┌──
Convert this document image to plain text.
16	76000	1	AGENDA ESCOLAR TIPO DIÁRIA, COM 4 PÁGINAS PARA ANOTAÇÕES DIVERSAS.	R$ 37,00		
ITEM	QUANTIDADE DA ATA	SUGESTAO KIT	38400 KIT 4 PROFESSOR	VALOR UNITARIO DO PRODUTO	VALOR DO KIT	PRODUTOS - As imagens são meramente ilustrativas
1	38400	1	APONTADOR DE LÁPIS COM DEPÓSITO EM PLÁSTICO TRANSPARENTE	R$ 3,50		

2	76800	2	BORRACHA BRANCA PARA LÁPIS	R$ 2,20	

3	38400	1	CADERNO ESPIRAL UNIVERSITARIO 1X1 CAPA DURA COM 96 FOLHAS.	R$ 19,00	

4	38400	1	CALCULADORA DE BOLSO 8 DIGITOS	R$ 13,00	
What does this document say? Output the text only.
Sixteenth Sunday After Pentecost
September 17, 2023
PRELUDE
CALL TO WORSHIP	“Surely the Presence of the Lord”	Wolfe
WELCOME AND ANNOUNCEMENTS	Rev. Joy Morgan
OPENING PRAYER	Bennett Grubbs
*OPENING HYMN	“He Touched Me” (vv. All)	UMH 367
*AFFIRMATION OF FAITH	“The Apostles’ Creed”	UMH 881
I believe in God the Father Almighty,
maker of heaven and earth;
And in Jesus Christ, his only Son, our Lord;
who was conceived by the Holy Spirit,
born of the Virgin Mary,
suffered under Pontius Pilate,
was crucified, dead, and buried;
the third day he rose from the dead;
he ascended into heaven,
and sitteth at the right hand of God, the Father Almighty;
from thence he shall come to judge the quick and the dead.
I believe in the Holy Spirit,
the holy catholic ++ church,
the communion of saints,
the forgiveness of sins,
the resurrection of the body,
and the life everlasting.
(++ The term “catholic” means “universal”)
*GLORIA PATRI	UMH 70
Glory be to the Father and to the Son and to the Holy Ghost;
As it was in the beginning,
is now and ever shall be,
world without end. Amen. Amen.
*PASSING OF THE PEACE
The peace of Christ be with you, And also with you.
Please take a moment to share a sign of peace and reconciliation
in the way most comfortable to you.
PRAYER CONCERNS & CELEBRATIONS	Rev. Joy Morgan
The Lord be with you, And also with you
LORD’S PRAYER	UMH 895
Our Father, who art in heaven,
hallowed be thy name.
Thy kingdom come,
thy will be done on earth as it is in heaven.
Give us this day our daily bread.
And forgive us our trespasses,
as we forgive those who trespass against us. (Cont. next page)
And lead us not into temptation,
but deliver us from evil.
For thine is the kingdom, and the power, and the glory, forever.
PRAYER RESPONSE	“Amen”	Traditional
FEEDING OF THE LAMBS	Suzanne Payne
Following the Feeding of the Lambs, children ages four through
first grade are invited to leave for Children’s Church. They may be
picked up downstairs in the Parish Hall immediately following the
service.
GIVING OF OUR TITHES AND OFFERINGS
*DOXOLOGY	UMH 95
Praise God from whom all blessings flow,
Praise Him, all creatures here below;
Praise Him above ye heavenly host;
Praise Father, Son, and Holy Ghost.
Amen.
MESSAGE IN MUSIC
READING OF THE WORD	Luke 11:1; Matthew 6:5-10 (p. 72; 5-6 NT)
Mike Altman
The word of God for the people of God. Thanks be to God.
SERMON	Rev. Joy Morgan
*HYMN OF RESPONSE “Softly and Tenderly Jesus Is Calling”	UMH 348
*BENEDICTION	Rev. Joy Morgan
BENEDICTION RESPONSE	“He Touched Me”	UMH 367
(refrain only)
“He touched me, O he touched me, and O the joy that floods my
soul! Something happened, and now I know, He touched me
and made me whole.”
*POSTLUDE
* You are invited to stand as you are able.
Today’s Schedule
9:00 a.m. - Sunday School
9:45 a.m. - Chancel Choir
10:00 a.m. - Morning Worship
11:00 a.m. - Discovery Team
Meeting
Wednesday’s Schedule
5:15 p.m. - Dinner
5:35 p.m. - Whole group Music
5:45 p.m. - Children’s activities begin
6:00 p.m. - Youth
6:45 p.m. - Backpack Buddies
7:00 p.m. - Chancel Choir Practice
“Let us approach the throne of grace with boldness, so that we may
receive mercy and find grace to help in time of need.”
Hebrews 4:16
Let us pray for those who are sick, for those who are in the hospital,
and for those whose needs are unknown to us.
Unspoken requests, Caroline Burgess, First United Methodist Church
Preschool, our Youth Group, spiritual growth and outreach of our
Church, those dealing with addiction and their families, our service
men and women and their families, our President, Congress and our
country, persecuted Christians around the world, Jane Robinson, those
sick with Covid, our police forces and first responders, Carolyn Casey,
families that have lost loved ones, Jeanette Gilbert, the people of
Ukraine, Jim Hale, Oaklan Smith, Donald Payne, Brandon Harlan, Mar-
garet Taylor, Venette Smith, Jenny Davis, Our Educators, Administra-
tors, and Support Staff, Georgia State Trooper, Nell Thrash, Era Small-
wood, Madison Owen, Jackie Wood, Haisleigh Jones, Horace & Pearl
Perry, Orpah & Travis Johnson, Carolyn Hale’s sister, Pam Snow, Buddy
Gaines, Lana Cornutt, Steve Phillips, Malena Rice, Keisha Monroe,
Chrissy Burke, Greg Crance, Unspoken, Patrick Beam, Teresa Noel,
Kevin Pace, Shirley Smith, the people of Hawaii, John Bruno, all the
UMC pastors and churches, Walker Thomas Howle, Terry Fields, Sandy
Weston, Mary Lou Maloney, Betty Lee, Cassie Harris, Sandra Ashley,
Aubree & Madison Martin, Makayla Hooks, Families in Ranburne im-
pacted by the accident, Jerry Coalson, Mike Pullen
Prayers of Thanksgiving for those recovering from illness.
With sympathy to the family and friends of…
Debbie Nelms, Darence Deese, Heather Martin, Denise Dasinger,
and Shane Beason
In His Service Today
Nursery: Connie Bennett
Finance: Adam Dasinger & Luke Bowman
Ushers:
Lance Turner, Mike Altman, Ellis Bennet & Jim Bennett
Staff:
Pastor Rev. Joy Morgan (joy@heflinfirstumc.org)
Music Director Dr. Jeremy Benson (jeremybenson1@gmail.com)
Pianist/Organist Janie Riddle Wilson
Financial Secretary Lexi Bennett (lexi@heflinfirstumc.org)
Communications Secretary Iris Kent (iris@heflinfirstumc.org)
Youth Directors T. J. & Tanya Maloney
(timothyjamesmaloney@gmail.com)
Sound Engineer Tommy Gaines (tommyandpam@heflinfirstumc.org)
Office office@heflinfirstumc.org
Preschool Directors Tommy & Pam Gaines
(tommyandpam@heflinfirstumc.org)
└──
Every line that holds the word "Schedule" should be extracted.

**ANSWER**
Today’s Schedule
Wednesday’s Schedule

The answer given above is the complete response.